DO THIS
Word for word, copy all the data and drop the pictures.

=== TASK DATA ===

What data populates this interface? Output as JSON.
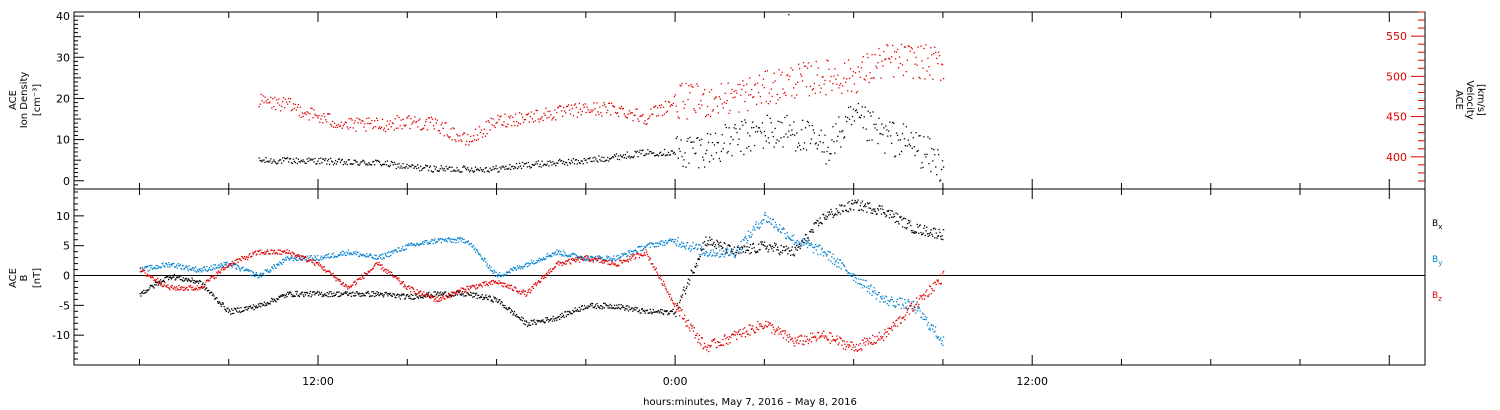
{
  "chart_data": [
    {
      "type": "scatter",
      "panel": "top",
      "ylabel_left": [
        "ACE",
        "Ion Density",
        "[cm⁻³]"
      ],
      "ylabel_right": [
        "ACE",
        "Velocity",
        "[km/s]"
      ],
      "ylim_left": [
        -2,
        41
      ],
      "yticks_left": [
        0,
        10,
        20,
        30,
        40
      ],
      "ylim_right": [
        360,
        580
      ],
      "yticks_right": [
        400,
        450,
        500,
        550
      ],
      "series": [
        {
          "axis": "left",
          "color": "#000000",
          "x_hours": [
            -14,
            -13,
            -12,
            -11,
            -10,
            -9,
            -8,
            -7,
            -6,
            -5,
            -4,
            -3,
            -2,
            -1,
            0,
            1,
            2,
            3,
            4,
            5,
            6,
            7,
            8,
            9
          ],
          "values": [
            5,
            5,
            5,
            4.5,
            4.5,
            3.5,
            3,
            3,
            3,
            4,
            4.5,
            5,
            6,
            7,
            7,
            8,
            10,
            12,
            12,
            8,
            15,
            11,
            9,
            3.5
          ]
        },
        {
          "axis": "right",
          "color": "#e00000",
          "x_hours": [
            -14,
            -13,
            -12,
            -11,
            -10,
            -9,
            -8,
            -7,
            -6,
            -5,
            -4,
            -3,
            -2,
            -1,
            0,
            1,
            2,
            3,
            4,
            5,
            6,
            7,
            8,
            9
          ],
          "values": [
            470,
            465,
            450,
            440,
            440,
            445,
            440,
            420,
            445,
            450,
            455,
            460,
            460,
            450,
            470,
            470,
            475,
            485,
            495,
            500,
            500,
            520,
            520,
            515
          ]
        }
      ]
    },
    {
      "type": "scatter",
      "panel": "bottom",
      "ylabel": [
        "ACE",
        "B",
        "[nT]"
      ],
      "ylim": [
        -15,
        14.5
      ],
      "yticks": [
        -10,
        -5,
        0,
        5,
        10
      ],
      "x_hours": [
        -18,
        -17,
        -16,
        -15,
        -14,
        -13,
        -12,
        -11,
        -10,
        -9,
        -8,
        -7,
        -6,
        -5,
        -4,
        -3,
        -2,
        -1,
        0,
        1,
        2,
        3,
        4,
        5,
        6,
        7,
        8,
        9
      ],
      "series": [
        {
          "name": "Bx",
          "color": "#000000",
          "values": [
            -3,
            0,
            -1,
            -6,
            -5,
            -3,
            -3,
            -3,
            -3,
            -3.5,
            -3,
            -3,
            -4,
            -8,
            -7,
            -5,
            -5,
            -6,
            -6,
            6,
            4,
            5,
            4,
            10,
            12,
            11,
            8,
            7
          ]
        },
        {
          "name": "By",
          "color": "#0080d0",
          "values": [
            1,
            2,
            1,
            2,
            0,
            3,
            3,
            4,
            3,
            5,
            6,
            6,
            0,
            2,
            4,
            3,
            3,
            5,
            6,
            4,
            4,
            10,
            6,
            4,
            0,
            -4,
            -5,
            -11
          ]
        },
        {
          "name": "Bz",
          "color": "#e00000",
          "values": [
            1,
            -2,
            -2,
            2,
            4,
            4,
            2,
            -2,
            2,
            -2,
            -4,
            -2,
            -1,
            -3,
            2,
            3,
            2,
            4,
            -5,
            -12,
            -10,
            -8,
            -11,
            -10,
            -12,
            -10,
            -5,
            0
          ]
        }
      ]
    }
  ],
  "legend": {
    "bx": {
      "base": "B",
      "sub": "x",
      "color": "#000000"
    },
    "by": {
      "base": "B",
      "sub": "y",
      "color": "#0080d0"
    },
    "bz": {
      "base": "B",
      "sub": "z",
      "color": "#e00000"
    }
  },
  "time_axis": {
    "x_range_hours": [
      -20.2,
      25.2
    ],
    "labeled_ticks": [
      {
        "hour": -12,
        "label": "12:00"
      },
      {
        "hour": 0,
        "label": "0:00"
      },
      {
        "hour": 12,
        "label": "12:00"
      }
    ],
    "footer": "hours:minutes, May  7, 2016 – May  8, 2016"
  },
  "stray_point": {
    "x_hours": 3.8,
    "panel": "top",
    "y_left": 40.5
  }
}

===

EXERCISE RESULT
What data populates this interface? Output as JSON.
{
  "chart_data": [
    {
      "type": "scatter",
      "panel": "top",
      "ylabel_left": [
        "ACE",
        "Ion Density",
        "[cm⁻³]"
      ],
      "ylabel_right": [
        "ACE",
        "Velocity",
        "[km/s]"
      ],
      "ylim_left": [
        -2,
        41
      ],
      "yticks_left": [
        0,
        10,
        20,
        30,
        40
      ],
      "ylim_right": [
        360,
        580
      ],
      "yticks_right": [
        400,
        450,
        500,
        550
      ],
      "series": [
        {
          "axis": "left",
          "color": "#000000",
          "x_hours": [
            -14,
            -13,
            -12,
            -11,
            -10,
            -9,
            -8,
            -7,
            -6,
            -5,
            -4,
            -3,
            -2,
            -1,
            0,
            1,
            2,
            3,
            4,
            5,
            6,
            7,
            8,
            9
          ],
          "values": [
            5,
            5,
            5,
            4.5,
            4.5,
            3.5,
            3,
            3,
            3,
            4,
            4.5,
            5,
            6,
            7,
            7,
            8,
            10,
            12,
            12,
            8,
            15,
            11,
            9,
            3.5
          ]
        },
        {
          "axis": "right",
          "color": "#e00000",
          "x_hours": [
            -14,
            -13,
            -12,
            -11,
            -10,
            -9,
            -8,
            -7,
            -6,
            -5,
            -4,
            -3,
            -2,
            -1,
            0,
            1,
            2,
            3,
            4,
            5,
            6,
            7,
            8,
            9
          ],
          "values": [
            470,
            465,
            450,
            440,
            440,
            445,
            440,
            420,
            445,
            450,
            455,
            460,
            460,
            450,
            470,
            470,
            475,
            485,
            495,
            500,
            500,
            520,
            520,
            515
          ]
        }
      ]
    },
    {
      "type": "scatter",
      "panel": "bottom",
      "ylabel": [
        "ACE",
        "B",
        "[nT]"
      ],
      "ylim": [
        -15,
        14.5
      ],
      "yticks": [
        -10,
        -5,
        0,
        5,
        10
      ],
      "x_hours": [
        -18,
        -17,
        -16,
        -15,
        -14,
        -13,
        -12,
        -11,
        -10,
        -9,
        -8,
        -7,
        -6,
        -5,
        -4,
        -3,
        -2,
        -1,
        0,
        1,
        2,
        3,
        4,
        5,
        6,
        7,
        8,
        9
      ],
      "series": [
        {
          "name": "Bx",
          "color": "#000000",
          "values": [
            -3,
            0,
            -1,
            -6,
            -5,
            -3,
            -3,
            -3,
            -3,
            -3.5,
            -3,
            -3,
            -4,
            -8,
            -7,
            -5,
            -5,
            -6,
            -6,
            6,
            4,
            5,
            4,
            10,
            12,
            11,
            8,
            7
          ]
        },
        {
          "name": "By",
          "color": "#0080d0",
          "values": [
            1,
            2,
            1,
            2,
            0,
            3,
            3,
            4,
            3,
            5,
            6,
            6,
            0,
            2,
            4,
            3,
            3,
            5,
            6,
            4,
            4,
            10,
            6,
            4,
            0,
            -4,
            -5,
            -11
          ]
        },
        {
          "name": "Bz",
          "color": "#e00000",
          "values": [
            1,
            -2,
            -2,
            2,
            4,
            4,
            2,
            -2,
            2,
            -2,
            -4,
            -2,
            -1,
            -3,
            2,
            3,
            2,
            4,
            -5,
            -12,
            -10,
            -8,
            -11,
            -10,
            -12,
            -10,
            -5,
            0
          ]
        }
      ]
    }
  ],
  "legend": {
    "bx": {
      "base": "B",
      "sub": "x",
      "color": "#000000"
    },
    "by": {
      "base": "B",
      "sub": "y",
      "color": "#0080d0"
    },
    "bz": {
      "base": "B",
      "sub": "z",
      "color": "#e00000"
    }
  },
  "time_axis": {
    "x_range_hours": [
      -20.2,
      25.2
    ],
    "labeled_ticks": [
      {
        "hour": -12,
        "label": "12:00"
      },
      {
        "hour": 0,
        "label": "0:00"
      },
      {
        "hour": 12,
        "label": "12:00"
      }
    ],
    "footer": "hours:minutes, May  7, 2016 – May  8, 2016"
  },
  "stray_point": {
    "x_hours": 3.8,
    "panel": "top",
    "y_left": 40.5
  }
}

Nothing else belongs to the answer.